(Dataset rows about figures)

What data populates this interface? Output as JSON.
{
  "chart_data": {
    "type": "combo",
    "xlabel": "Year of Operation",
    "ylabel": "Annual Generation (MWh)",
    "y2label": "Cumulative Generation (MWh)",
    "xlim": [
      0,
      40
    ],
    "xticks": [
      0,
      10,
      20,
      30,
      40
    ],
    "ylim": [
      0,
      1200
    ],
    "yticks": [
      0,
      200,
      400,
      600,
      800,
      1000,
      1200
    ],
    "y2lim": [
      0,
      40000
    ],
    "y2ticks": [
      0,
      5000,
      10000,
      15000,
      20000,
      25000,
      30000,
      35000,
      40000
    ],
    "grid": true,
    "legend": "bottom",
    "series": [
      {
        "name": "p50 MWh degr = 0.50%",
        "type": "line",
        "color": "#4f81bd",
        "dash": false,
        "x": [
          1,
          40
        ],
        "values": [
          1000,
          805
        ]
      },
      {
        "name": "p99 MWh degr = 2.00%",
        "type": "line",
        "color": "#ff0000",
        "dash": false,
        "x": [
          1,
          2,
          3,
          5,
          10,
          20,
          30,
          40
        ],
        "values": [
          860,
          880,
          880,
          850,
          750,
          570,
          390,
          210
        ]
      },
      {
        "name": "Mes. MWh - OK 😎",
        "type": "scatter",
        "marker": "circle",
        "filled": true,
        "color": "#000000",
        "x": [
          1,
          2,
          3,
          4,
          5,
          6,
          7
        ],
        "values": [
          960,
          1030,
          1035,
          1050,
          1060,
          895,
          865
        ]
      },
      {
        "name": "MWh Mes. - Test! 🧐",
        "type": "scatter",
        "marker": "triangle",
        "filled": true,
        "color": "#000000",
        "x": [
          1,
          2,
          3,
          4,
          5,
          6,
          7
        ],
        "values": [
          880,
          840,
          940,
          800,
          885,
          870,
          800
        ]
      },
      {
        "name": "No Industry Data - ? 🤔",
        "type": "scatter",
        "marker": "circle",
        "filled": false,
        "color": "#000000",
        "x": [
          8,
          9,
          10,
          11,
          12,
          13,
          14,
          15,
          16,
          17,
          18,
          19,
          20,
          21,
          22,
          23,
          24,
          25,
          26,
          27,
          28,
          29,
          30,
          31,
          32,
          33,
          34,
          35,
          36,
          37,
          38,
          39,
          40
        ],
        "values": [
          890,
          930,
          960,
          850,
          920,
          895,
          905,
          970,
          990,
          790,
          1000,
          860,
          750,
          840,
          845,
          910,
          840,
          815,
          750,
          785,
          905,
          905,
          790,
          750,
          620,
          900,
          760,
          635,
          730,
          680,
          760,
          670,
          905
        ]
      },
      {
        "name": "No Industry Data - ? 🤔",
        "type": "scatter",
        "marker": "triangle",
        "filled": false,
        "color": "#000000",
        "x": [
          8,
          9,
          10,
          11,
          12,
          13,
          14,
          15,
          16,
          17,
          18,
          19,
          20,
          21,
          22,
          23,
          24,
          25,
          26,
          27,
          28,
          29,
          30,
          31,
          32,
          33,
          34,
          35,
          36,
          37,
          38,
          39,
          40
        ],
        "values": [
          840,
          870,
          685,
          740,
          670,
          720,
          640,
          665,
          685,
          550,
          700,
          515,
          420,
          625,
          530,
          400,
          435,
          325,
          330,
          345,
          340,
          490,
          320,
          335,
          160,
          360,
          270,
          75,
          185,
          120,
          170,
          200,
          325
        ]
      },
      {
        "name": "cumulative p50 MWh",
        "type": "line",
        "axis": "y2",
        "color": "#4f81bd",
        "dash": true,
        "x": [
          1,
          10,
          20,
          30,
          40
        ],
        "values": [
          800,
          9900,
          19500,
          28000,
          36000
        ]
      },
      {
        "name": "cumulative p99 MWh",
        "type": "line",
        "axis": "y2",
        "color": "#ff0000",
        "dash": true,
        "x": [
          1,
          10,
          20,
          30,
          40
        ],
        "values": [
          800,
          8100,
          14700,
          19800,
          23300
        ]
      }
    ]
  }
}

(WHAT IS NEEDED) Output all of the data again. Match it exactly.

(OUTPUT OF THE TASK)
What data populates this interface? Output as JSON.
{
  "chart_data": {
    "type": "combo",
    "xlabel": "Year of Operation",
    "ylabel": "Annual Generation (MWh)",
    "y2label": "Cumulative Generation (MWh)",
    "xlim": [
      0,
      40
    ],
    "xticks": [
      0,
      10,
      20,
      30,
      40
    ],
    "ylim": [
      0,
      1200
    ],
    "yticks": [
      0,
      200,
      400,
      600,
      800,
      1000,
      1200
    ],
    "y2lim": [
      0,
      40000
    ],
    "y2ticks": [
      0,
      5000,
      10000,
      15000,
      20000,
      25000,
      30000,
      35000,
      40000
    ],
    "grid": true,
    "legend": "bottom",
    "series": [
      {
        "name": "p50 MWh degr = 0.50%",
        "type": "line",
        "color": "#4f81bd",
        "dash": false,
        "x": [
          1,
          40
        ],
        "values": [
          1000,
          805
        ]
      },
      {
        "name": "p99 MWh degr = 2.00%",
        "type": "line",
        "color": "#ff0000",
        "dash": false,
        "x": [
          1,
          2,
          3,
          5,
          10,
          20,
          30,
          40
        ],
        "values": [
          860,
          880,
          880,
          850,
          750,
          570,
          390,
          210
        ]
      },
      {
        "name": "Mes. MWh - OK 😎",
        "type": "scatter",
        "marker": "circle",
        "filled": true,
        "color": "#000000",
        "x": [
          1,
          2,
          3,
          4,
          5,
          6,
          7
        ],
        "values": [
          960,
          1030,
          1035,
          1050,
          1060,
          895,
          865
        ]
      },
      {
        "name": "MWh Mes. - Test! 🧐",
        "type": "scatter",
        "marker": "triangle",
        "filled": true,
        "color": "#000000",
        "x": [
          1,
          2,
          3,
          4,
          5,
          6,
          7
        ],
        "values": [
          880,
          840,
          940,
          800,
          885,
          870,
          800
        ]
      },
      {
        "name": "No Industry Data - ? 🤔",
        "type": "scatter",
        "marker": "circle",
        "filled": false,
        "color": "#000000",
        "x": [
          8,
          9,
          10,
          11,
          12,
          13,
          14,
          15,
          16,
          17,
          18,
          19,
          20,
          21,
          22,
          23,
          24,
          25,
          26,
          27,
          28,
          29,
          30,
          31,
          32,
          33,
          34,
          35,
          36,
          37,
          38,
          39,
          40
        ],
        "values": [
          890,
          930,
          960,
          850,
          920,
          895,
          905,
          970,
          990,
          790,
          1000,
          860,
          750,
          840,
          845,
          910,
          840,
          815,
          750,
          785,
          905,
          905,
          790,
          750,
          620,
          900,
          760,
          635,
          730,
          680,
          760,
          670,
          905
        ]
      },
      {
        "name": "No Industry Data - ? 🤔",
        "type": "scatter",
        "marker": "triangle",
        "filled": false,
        "color": "#000000",
        "x": [
          8,
          9,
          10,
          11,
          12,
          13,
          14,
          15,
          16,
          17,
          18,
          19,
          20,
          21,
          22,
          23,
          24,
          25,
          26,
          27,
          28,
          29,
          30,
          31,
          32,
          33,
          34,
          35,
          36,
          37,
          38,
          39,
          40
        ],
        "values": [
          840,
          870,
          685,
          740,
          670,
          720,
          640,
          665,
          685,
          550,
          700,
          515,
          420,
          625,
          530,
          400,
          435,
          325,
          330,
          345,
          340,
          490,
          320,
          335,
          160,
          360,
          270,
          75,
          185,
          120,
          170,
          200,
          325
        ]
      },
      {
        "name": "cumulative p50 MWh",
        "type": "line",
        "axis": "y2",
        "color": "#4f81bd",
        "dash": true,
        "x": [
          1,
          10,
          20,
          30,
          40
        ],
        "values": [
          800,
          9900,
          19500,
          28000,
          36000
        ]
      },
      {
        "name": "cumulative p99 MWh",
        "type": "line",
        "axis": "y2",
        "color": "#ff0000",
        "dash": true,
        "x": [
          1,
          10,
          20,
          30,
          40
        ],
        "values": [
          800,
          8100,
          14700,
          19800,
          23300
        ]
      }
    ]
  }
}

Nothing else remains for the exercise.